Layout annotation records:
+ + + + +

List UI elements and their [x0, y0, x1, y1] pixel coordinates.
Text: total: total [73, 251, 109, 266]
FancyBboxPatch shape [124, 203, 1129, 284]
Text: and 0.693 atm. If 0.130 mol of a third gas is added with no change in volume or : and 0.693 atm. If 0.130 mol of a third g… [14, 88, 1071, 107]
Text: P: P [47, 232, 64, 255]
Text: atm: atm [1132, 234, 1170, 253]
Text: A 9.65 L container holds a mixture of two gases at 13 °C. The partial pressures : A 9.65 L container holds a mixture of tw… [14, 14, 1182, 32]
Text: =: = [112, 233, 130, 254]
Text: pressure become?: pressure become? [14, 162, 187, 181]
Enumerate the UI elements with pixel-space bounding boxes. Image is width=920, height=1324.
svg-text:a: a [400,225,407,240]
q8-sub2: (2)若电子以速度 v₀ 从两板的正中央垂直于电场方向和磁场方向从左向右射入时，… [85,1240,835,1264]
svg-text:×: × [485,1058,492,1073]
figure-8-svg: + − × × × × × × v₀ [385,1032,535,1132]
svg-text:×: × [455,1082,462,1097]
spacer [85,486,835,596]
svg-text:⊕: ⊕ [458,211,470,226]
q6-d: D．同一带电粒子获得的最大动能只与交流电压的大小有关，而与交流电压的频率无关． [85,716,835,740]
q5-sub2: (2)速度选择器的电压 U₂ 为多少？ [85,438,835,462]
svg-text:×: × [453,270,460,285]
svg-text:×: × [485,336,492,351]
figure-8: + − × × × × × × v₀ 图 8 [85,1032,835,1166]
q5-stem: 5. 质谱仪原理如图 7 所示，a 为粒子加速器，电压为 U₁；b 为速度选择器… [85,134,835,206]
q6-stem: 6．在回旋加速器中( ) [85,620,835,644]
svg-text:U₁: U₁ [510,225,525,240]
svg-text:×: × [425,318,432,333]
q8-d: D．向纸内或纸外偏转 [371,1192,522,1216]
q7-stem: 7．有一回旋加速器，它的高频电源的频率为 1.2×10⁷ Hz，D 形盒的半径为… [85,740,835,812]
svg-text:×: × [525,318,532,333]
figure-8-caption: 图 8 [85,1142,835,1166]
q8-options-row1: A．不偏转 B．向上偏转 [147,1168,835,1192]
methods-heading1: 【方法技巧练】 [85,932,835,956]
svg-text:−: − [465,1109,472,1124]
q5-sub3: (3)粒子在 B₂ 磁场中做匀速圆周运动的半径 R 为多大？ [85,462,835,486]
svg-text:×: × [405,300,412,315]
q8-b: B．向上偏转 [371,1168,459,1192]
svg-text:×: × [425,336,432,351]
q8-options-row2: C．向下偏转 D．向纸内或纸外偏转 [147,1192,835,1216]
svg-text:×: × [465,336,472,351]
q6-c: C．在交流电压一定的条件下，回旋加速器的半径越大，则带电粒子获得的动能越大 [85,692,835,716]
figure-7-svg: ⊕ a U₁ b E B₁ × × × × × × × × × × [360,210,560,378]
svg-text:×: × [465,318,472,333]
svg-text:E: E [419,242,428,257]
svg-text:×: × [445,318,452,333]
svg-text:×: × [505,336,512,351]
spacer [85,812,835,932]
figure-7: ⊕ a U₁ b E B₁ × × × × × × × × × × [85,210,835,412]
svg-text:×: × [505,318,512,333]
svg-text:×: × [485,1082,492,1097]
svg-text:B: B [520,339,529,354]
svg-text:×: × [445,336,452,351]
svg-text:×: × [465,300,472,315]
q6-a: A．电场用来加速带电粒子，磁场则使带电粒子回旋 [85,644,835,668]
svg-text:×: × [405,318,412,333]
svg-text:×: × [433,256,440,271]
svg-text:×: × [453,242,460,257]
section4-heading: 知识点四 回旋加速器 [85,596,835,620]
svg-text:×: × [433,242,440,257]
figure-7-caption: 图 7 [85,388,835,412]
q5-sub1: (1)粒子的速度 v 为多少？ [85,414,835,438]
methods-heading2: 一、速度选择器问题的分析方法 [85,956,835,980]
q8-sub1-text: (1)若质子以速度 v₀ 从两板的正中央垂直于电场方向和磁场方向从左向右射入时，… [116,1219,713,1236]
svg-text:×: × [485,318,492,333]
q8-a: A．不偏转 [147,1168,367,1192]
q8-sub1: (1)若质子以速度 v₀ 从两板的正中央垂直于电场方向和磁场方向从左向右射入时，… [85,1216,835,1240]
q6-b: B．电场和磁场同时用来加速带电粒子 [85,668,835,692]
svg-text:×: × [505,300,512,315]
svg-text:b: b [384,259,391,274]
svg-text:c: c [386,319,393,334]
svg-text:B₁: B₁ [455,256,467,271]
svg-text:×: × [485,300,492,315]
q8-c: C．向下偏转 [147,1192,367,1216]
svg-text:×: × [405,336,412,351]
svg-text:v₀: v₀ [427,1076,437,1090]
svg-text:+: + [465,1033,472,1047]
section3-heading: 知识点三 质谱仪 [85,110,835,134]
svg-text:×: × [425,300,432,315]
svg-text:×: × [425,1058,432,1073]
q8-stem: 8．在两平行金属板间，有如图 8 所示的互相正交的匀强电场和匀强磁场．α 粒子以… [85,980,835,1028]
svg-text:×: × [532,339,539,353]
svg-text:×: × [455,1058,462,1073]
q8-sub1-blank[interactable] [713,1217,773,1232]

+ + + + +

:: What is needed ::
Copy out the lines of the listing above without any changes, starting with its first line and ending with the line that contains "Text: atm: atm [1132, 234, 1170, 253]". Include both of those lines.

:: Full answer ::
List UI elements and their [x0, y0, x1, y1] pixel coordinates.
Text: total: total [73, 251, 109, 266]
FancyBboxPatch shape [124, 203, 1129, 284]
Text: and 0.693 atm. If 0.130 mol of a third gas is added with no change in volume or : and 0.693 atm. If 0.130 mol of a third g… [14, 88, 1071, 107]
Text: P: P [47, 232, 64, 255]
Text: atm: atm [1132, 234, 1170, 253]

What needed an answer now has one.